## [Excerpted passage]
On Mon, Mar 17, 2014 at 3:14 AM, Joshua Yanovski <pythonesque(at)gmail(dot)com> wrote:
> Here's a SQL script that (1) demonstrates the new index only scan
> functionality, and (2) at least on my machine, has a consistently
> higher planning time for the version with my change than without it.

I'm glad you're looking at this, but we're in the final throws of
nailing down 9.4 and I don't have anticipate I'll have time to look at
it in the near future. You should add it here so we don't forget
about it:

https://commitfest.postgresql.org/action/commitfest_view/open

And you might also check this:
https://wiki.postgresql.org/wiki/Submitting_a_Patch

--
Robert Haas
EnterpriseDB: http://www.enterprisedb.com
The Enterprise PostgreSQL Company


From: Joshua Yanovski <pythonesque(at)gmail(dot)com>
To: Robert Haas <robertmhaas(at)gmail(dot)com>
Cc: "pgsql-hackers(at)postgresql(dot)org" <pgsql-hackers(at)postgresql(dot)org>
Subject: Re: [WIP] Better partial index-only scans
Date: 2014-03-18 20:18:24
Message-ID: CABz-M-F9jD3mGBFFQgZC2_do0MK6Qy4oyK-tDU87h-mkBpzQQQ@mail.gmail.com
Views: Raw Message | Whole Thread | Download mbox | Resend email
Lists: pgsql-hackers

> I'm glad you're looking at this, but we're in the final throws of
> nailing down 9.4 and I don't have anticipate I'll have time to look at
> it in the near future. You should add it here so we don't forget
> about it:
>
> https://commitfest.postgresql.org/action/commitfest_view/open
Yeah, no worries--you guys are busy enough as it is. As far as adding
it to the commitfest goes, I did, actually. Should I add the comment
with the testcase as well? I'm investigating further and it's looking
to me like what I'm really up against is O(n^2) behavior in the
optimizer for OR clauses, but I'll keep looking--don't want to say
anything too prematurely.

Dataset excerpt:
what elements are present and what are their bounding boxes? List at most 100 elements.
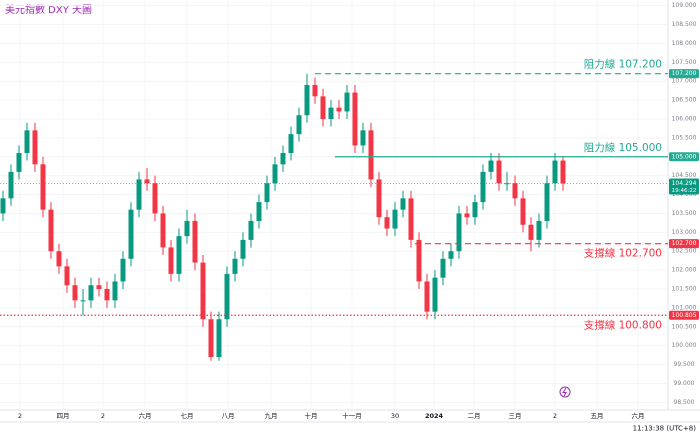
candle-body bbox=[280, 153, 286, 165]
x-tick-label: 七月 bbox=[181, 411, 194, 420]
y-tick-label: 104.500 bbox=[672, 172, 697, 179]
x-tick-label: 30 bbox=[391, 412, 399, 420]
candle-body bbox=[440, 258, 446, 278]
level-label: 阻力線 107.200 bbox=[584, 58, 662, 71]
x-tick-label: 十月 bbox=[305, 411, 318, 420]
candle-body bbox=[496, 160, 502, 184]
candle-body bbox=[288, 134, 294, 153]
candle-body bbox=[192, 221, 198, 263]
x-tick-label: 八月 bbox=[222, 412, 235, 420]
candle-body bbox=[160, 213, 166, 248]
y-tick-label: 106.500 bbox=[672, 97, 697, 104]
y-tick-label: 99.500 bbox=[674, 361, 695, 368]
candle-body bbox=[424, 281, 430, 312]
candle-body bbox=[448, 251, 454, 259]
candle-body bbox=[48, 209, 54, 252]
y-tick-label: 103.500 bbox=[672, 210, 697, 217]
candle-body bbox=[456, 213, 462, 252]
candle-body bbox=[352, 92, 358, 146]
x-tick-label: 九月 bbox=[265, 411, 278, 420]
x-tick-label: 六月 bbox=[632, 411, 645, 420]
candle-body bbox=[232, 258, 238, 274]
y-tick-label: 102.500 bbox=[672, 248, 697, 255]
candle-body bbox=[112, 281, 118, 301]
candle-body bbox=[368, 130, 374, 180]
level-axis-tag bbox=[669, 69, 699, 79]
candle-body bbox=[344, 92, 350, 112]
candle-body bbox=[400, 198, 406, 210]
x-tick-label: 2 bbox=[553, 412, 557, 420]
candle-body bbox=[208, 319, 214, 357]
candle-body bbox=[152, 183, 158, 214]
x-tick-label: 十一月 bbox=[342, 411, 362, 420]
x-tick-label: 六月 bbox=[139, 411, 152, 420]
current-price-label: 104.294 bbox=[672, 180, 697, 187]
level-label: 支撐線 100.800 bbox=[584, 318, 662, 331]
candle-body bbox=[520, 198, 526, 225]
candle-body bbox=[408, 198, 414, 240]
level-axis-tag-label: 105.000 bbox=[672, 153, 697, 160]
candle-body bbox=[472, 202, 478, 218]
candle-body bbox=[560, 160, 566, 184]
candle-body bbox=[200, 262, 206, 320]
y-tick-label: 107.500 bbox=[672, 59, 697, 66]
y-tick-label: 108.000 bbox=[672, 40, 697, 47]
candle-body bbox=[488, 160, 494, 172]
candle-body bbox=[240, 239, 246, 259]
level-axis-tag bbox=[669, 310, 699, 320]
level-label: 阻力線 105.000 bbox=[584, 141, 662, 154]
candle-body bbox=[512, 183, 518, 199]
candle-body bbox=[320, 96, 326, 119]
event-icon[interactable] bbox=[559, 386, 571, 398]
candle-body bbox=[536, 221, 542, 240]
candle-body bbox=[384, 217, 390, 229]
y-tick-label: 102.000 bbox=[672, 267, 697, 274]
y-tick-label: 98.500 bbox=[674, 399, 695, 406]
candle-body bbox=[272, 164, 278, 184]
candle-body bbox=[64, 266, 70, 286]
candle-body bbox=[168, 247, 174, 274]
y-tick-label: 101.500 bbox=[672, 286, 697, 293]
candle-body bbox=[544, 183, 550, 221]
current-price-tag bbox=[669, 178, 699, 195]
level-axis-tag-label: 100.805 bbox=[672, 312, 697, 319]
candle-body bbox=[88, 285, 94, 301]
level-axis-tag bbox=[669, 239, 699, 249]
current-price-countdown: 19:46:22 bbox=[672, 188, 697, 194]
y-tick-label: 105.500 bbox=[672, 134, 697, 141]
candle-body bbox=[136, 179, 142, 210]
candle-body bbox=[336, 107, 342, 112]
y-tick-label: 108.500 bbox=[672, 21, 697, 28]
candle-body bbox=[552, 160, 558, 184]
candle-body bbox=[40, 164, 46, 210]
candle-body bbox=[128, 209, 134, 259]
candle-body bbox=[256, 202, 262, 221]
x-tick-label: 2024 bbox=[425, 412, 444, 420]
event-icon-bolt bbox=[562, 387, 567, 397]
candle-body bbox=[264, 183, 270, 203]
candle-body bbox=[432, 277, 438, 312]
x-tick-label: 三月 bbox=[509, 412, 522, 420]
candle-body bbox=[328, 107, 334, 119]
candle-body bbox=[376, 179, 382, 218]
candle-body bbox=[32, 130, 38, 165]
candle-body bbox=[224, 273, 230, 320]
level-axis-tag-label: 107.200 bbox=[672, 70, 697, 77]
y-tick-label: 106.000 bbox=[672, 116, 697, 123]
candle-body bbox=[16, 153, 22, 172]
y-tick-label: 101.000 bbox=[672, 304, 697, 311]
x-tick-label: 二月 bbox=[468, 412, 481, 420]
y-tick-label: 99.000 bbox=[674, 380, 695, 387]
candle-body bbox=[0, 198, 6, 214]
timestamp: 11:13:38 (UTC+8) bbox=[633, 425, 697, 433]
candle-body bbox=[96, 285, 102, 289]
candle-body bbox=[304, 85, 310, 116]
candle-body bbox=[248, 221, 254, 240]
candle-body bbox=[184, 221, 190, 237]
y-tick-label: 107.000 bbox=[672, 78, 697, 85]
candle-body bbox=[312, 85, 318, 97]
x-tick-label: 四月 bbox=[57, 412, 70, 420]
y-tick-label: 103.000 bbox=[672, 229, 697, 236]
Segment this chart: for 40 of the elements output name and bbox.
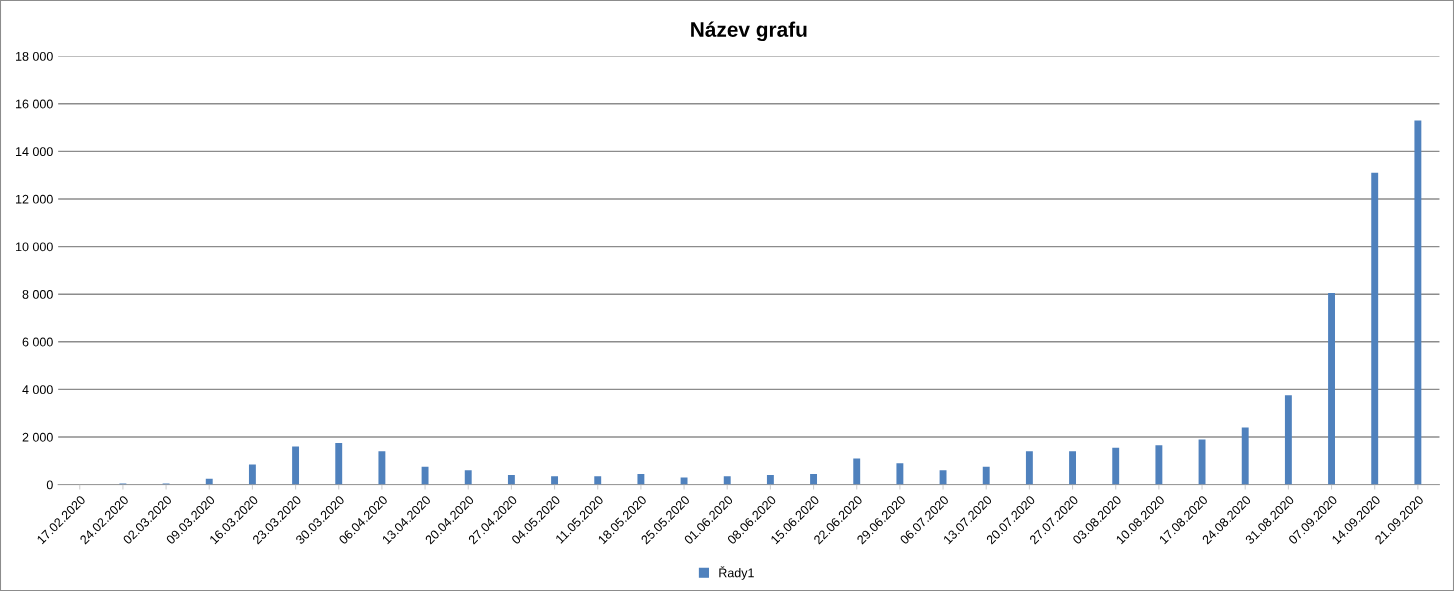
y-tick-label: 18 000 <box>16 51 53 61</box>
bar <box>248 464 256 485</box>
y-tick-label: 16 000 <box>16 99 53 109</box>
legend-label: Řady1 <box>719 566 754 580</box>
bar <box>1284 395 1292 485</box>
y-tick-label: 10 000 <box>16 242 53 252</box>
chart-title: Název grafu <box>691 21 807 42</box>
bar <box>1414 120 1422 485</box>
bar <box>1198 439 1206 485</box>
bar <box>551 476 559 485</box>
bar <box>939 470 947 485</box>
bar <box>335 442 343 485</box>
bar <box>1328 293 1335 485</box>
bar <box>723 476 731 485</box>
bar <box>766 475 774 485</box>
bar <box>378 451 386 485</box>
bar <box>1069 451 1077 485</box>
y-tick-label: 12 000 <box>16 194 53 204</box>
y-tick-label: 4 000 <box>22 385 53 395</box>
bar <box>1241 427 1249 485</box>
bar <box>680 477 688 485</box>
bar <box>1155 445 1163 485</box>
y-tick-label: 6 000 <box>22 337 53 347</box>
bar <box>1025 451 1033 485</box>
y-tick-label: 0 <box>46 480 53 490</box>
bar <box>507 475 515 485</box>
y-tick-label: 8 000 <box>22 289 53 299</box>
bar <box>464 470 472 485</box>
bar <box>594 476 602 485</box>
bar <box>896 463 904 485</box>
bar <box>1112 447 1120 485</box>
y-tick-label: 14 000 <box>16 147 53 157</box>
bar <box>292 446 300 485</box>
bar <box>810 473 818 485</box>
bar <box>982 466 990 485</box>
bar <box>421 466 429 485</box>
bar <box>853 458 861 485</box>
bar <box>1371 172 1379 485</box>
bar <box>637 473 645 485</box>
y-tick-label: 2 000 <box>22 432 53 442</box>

## [Your task]
Write out the text of the mailing list thread on partial index-only scans between "On Mon, Mar" and "than without it.", inclusive.

## [Right answer]
On Mon, Mar 17, 2014 at 3:14 AM, Joshua Yanovski <pythonesque(at)gmail(dot)com> wrote:
> Here's a SQL script that (1) demonstrates the new index only scan
> functionality, and (2) at least on my machine, has a consistently
> higher planning time for the version with my change than without it.